- **Given instruction**: Copy out the records below, putting "toggle-arrow-icon" in place of "disclosure-arrow-icon" and changing nothing else. Leave the pictures out.

- **Exercise input**:
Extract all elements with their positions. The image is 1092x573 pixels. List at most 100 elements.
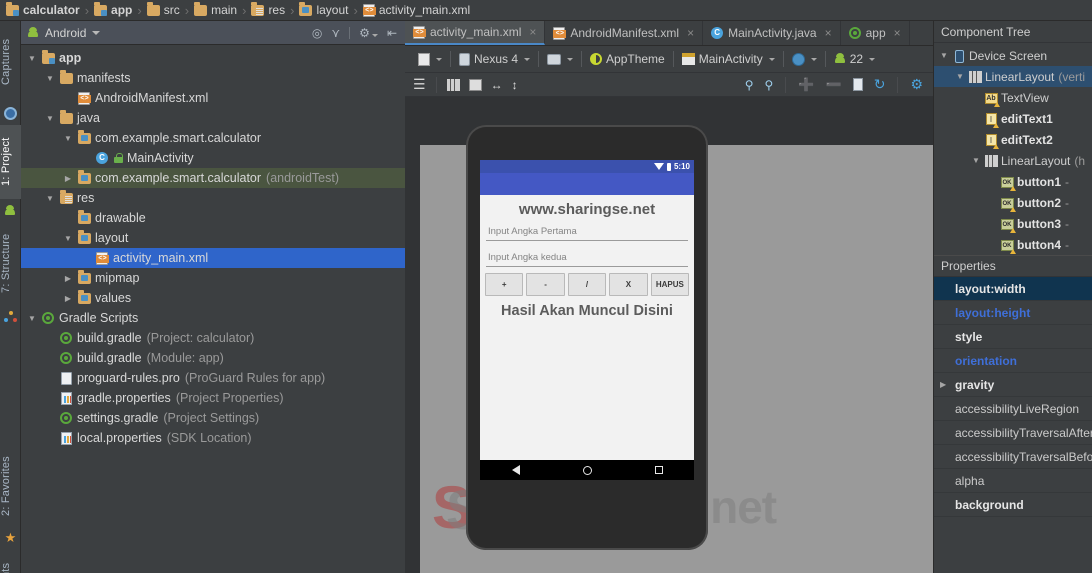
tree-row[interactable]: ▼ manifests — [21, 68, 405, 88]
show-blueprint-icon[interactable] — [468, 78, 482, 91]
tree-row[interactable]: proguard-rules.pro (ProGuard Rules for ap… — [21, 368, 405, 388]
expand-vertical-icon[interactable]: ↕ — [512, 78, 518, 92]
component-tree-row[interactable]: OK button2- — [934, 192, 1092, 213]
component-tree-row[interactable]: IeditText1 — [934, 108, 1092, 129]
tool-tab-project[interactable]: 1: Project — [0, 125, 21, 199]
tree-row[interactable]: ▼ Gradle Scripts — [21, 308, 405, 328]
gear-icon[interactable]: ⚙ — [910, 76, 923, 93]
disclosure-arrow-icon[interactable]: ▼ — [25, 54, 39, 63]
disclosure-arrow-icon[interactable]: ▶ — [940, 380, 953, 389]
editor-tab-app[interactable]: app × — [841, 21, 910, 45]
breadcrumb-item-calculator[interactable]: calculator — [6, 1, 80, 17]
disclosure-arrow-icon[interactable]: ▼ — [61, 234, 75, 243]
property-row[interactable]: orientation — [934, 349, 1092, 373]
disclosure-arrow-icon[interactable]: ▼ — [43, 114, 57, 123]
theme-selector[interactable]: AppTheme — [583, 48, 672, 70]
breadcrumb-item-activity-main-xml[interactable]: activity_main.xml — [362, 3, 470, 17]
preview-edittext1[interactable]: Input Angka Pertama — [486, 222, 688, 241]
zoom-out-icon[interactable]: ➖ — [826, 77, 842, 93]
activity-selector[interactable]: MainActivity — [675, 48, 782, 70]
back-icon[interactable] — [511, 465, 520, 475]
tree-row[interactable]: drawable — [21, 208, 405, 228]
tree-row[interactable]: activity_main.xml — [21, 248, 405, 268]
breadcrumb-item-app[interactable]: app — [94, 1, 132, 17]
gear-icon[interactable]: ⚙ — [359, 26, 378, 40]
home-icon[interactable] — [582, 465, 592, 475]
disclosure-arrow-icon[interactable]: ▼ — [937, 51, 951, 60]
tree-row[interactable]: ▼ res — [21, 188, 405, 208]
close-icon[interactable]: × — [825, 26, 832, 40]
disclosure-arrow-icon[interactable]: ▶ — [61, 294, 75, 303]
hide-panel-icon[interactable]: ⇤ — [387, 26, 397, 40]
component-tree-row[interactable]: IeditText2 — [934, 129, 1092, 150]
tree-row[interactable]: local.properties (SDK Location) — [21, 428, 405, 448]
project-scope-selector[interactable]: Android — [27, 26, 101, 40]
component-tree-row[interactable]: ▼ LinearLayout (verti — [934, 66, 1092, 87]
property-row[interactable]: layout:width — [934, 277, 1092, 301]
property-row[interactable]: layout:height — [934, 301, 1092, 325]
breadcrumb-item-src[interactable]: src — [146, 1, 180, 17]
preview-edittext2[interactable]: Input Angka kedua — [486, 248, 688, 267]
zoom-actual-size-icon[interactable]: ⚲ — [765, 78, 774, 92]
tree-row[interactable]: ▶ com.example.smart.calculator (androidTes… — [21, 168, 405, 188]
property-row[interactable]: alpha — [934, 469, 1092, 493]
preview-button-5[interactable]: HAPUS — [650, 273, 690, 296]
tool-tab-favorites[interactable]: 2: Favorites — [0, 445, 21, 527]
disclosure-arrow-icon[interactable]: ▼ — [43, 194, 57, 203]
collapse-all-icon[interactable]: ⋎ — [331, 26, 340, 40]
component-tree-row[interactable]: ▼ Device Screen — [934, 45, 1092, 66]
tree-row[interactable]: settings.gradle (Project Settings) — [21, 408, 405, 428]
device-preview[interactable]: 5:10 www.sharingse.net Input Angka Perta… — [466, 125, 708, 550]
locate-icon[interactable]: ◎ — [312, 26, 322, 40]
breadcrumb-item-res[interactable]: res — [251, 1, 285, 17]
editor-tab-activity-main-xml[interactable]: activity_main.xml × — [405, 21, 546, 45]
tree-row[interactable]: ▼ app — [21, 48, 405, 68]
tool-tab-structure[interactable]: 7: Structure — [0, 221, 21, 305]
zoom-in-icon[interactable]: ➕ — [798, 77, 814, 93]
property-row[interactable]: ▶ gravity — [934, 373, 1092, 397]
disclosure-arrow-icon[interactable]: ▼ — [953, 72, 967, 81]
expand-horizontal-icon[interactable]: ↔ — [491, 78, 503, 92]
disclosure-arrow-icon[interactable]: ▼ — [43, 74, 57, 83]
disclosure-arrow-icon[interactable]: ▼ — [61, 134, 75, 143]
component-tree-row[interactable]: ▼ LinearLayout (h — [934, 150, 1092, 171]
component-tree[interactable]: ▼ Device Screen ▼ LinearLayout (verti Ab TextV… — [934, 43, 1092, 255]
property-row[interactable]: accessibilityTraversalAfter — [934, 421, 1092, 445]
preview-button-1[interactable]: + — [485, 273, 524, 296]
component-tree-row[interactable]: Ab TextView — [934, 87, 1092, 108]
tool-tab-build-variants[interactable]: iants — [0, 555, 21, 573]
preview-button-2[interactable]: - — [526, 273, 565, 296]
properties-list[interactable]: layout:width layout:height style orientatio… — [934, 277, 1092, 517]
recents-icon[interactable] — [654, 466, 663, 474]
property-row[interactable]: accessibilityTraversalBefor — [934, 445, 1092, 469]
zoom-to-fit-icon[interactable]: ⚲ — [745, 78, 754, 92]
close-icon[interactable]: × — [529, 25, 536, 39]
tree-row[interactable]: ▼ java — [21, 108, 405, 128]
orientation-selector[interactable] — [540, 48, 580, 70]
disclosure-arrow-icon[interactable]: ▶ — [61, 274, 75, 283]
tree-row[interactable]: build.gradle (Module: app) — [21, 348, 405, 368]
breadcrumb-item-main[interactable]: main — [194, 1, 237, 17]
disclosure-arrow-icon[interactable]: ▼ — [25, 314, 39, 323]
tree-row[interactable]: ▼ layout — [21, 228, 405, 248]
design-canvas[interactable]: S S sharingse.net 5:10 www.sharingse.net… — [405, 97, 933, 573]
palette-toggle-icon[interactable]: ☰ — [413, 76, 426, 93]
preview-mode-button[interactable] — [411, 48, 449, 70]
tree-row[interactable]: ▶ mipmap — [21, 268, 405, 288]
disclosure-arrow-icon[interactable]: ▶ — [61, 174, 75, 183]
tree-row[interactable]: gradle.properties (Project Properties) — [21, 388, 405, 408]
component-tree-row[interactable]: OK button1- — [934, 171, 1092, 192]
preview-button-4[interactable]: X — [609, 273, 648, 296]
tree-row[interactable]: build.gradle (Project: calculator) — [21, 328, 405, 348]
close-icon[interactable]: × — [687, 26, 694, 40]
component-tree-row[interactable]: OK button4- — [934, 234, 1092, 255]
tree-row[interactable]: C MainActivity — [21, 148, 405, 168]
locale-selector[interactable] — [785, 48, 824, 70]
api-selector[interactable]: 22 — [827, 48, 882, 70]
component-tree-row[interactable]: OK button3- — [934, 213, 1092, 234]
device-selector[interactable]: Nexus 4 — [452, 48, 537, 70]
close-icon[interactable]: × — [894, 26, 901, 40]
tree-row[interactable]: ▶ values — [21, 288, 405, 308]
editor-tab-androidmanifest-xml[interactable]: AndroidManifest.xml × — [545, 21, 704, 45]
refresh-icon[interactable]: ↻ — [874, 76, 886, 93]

- **Exercise answer**:
Extract all elements with their positions. The image is 1092x573 pixels. List at most 100 elements.
tree-row[interactable]: ▼ manifests — [21, 68, 405, 88]
show-blueprint-icon[interactable] — [468, 78, 482, 91]
tree-row[interactable]: proguard-rules.pro (ProGuard Rules for ap… — [21, 368, 405, 388]
expand-vertical-icon[interactable]: ↕ — [512, 78, 518, 92]
component-tree-row[interactable]: OK button2- — [934, 192, 1092, 213]
component-tree-row[interactable]: IeditText1 — [934, 108, 1092, 129]
tool-tab-project[interactable]: 1: Project — [0, 125, 21, 199]
tree-row[interactable]: ▼ Gradle Scripts — [21, 308, 405, 328]
gear-icon[interactable]: ⚙ — [910, 76, 923, 93]
toggle-arrow-icon[interactable]: ▼ — [25, 54, 39, 63]
toggle-arrow-icon[interactable]: ▶ — [940, 380, 953, 389]
editor-tab-app[interactable]: app × — [841, 21, 910, 45]
breadcrumb-item-calculator[interactable]: calculator — [6, 1, 80, 17]
toggle-arrow-icon[interactable]: ▼ — [61, 234, 75, 243]
property-row[interactable]: orientation — [934, 349, 1092, 373]
toggle-arrow-icon[interactable]: ▼ — [43, 114, 57, 123]
theme-selector[interactable]: AppTheme — [583, 48, 672, 70]
breadcrumb-item-activity-main-xml[interactable]: activity_main.xml — [362, 3, 470, 17]
preview-edittext1[interactable]: Input Angka Pertama — [486, 222, 688, 241]
zoom-out-icon[interactable]: ➖ — [826, 77, 842, 93]
activity-selector[interactable]: MainActivity — [675, 48, 782, 70]
back-icon[interactable] — [511, 465, 520, 475]
tree-row[interactable]: drawable — [21, 208, 405, 228]
tree-row[interactable]: activity_main.xml — [21, 248, 405, 268]
breadcrumb-item-app[interactable]: app — [94, 1, 132, 17]
gear-icon[interactable]: ⚙ — [359, 26, 378, 40]
home-icon[interactable] — [582, 465, 592, 475]
toggle-arrow-icon[interactable]: ▼ — [937, 51, 951, 60]
tree-row[interactable]: ▼ res — [21, 188, 405, 208]
close-icon[interactable]: × — [825, 26, 832, 40]
toggle-arrow-icon[interactable]: ▶ — [61, 294, 75, 303]
hide-panel-icon[interactable]: ⇤ — [387, 26, 397, 40]
component-tree-row[interactable]: IeditText2 — [934, 129, 1092, 150]
tree-row[interactable]: local.properties (SDK Location) — [21, 428, 405, 448]
project-scope-selector[interactable]: Android — [27, 26, 101, 40]
component-tree-row[interactable]: ▼ LinearLayout (verti — [934, 66, 1092, 87]
property-row[interactable]: layout:width — [934, 277, 1092, 301]
property-row[interactable]: layout:height — [934, 301, 1092, 325]
breadcrumb-item-src[interactable]: src — [146, 1, 180, 17]
preview-edittext2[interactable]: Input Angka kedua — [486, 248, 688, 267]
zoom-actual-size-icon[interactable]: ⚲ — [765, 78, 774, 92]
tree-row[interactable]: ▶ com.example.smart.calculator (androidTes… — [21, 168, 405, 188]
property-row[interactable]: alpha — [934, 469, 1092, 493]
preview-button-5[interactable]: HAPUS — [650, 273, 690, 296]
tool-tab-favorites[interactable]: 2: Favorites — [0, 445, 21, 527]
toggle-arrow-icon[interactable]: ▼ — [43, 194, 57, 203]
collapse-all-icon[interactable]: ⋎ — [331, 26, 340, 40]
component-tree-row[interactable]: ▼ Device Screen — [934, 45, 1092, 66]
tree-row[interactable]: settings.gradle (Project Settings) — [21, 408, 405, 428]
device-preview[interactable]: 5:10 www.sharingse.net Input Angka Perta… — [466, 125, 708, 550]
locate-icon[interactable]: ◎ — [312, 26, 322, 40]
breadcrumb-item-res[interactable]: res — [251, 1, 285, 17]
editor-tab-activity-main-xml[interactable]: activity_main.xml × — [405, 21, 546, 45]
tree-row[interactable]: ▼ app — [21, 48, 405, 68]
tool-tab-structure[interactable]: 7: Structure — [0, 221, 21, 305]
zoom-in-icon[interactable]: ➕ — [798, 77, 814, 93]
property-row[interactable]: ▶ gravity — [934, 373, 1092, 397]
toggle-arrow-icon[interactable]: ▼ — [953, 72, 967, 81]
expand-horizontal-icon[interactable]: ↔ — [491, 78, 503, 92]
toggle-arrow-icon[interactable]: ▼ — [43, 74, 57, 83]
toggle-arrow-icon[interactable]: ▼ — [61, 134, 75, 143]
component-tree-row[interactable]: ▼ LinearLayout (h — [934, 150, 1092, 171]
component-tree[interactable]: ▼ Device Screen ▼ LinearLayout (verti Ab TextV… — [934, 43, 1092, 255]
property-row[interactable]: accessibilityTraversalAfter — [934, 421, 1092, 445]
preview-button-1[interactable]: + — [485, 273, 524, 296]
component-tree-row[interactable]: Ab TextView — [934, 87, 1092, 108]
tool-tab-build-variants[interactable]: iants — [0, 555, 21, 573]
preview-button-2[interactable]: - — [526, 273, 565, 296]
properties-list[interactable]: layout:width layout:height style orientatio… — [934, 277, 1092, 517]
recents-icon[interactable] — [654, 466, 663, 474]
property-row[interactable]: accessibilityTraversalBefor — [934, 445, 1092, 469]
zoom-to-fit-icon[interactable]: ⚲ — [745, 78, 754, 92]
close-icon[interactable]: × — [529, 25, 536, 39]
tree-row[interactable]: ▼ java — [21, 108, 405, 128]
orientation-selector[interactable] — [540, 48, 580, 70]
toggle-arrow-icon[interactable]: ▶ — [61, 274, 75, 283]
tree-row[interactable]: build.gradle (Module: app) — [21, 348, 405, 368]
breadcrumb-item-main[interactable]: main — [194, 1, 237, 17]
toggle-arrow-icon[interactable]: ▼ — [25, 314, 39, 323]
tree-row[interactable]: ▼ layout — [21, 228, 405, 248]
design-canvas[interactable]: S S sharingse.net 5:10 www.sharingse.net… — [405, 97, 933, 573]
palette-toggle-icon[interactable]: ☰ — [413, 76, 426, 93]
preview-mode-button[interactable] — [411, 48, 449, 70]
tree-row[interactable]: ▶ mipmap — [21, 268, 405, 288]
toggle-arrow-icon[interactable]: ▶ — [61, 174, 75, 183]
tree-row[interactable]: gradle.properties (Project Properties) — [21, 388, 405, 408]
component-tree-row[interactable]: OK button1- — [934, 171, 1092, 192]
preview-button-4[interactable]: X — [609, 273, 648, 296]
tree-row[interactable]: build.gradle (Project: calculator) — [21, 328, 405, 348]
close-icon[interactable]: × — [687, 26, 694, 40]
component-tree-row[interactable]: OK button4- — [934, 234, 1092, 255]
tree-row[interactable]: C MainActivity — [21, 148, 405, 168]
locale-selector[interactable] — [785, 48, 824, 70]
api-selector[interactable]: 22 — [827, 48, 882, 70]
component-tree-row[interactable]: OK button3- — [934, 213, 1092, 234]
device-selector[interactable]: Nexus 4 — [452, 48, 537, 70]
close-icon[interactable]: × — [894, 26, 901, 40]
tree-row[interactable]: ▶ values — [21, 288, 405, 308]
editor-tab-androidmanifest-xml[interactable]: AndroidManifest.xml × — [545, 21, 704, 45]
refresh-icon[interactable]: ↻ — [874, 76, 886, 93]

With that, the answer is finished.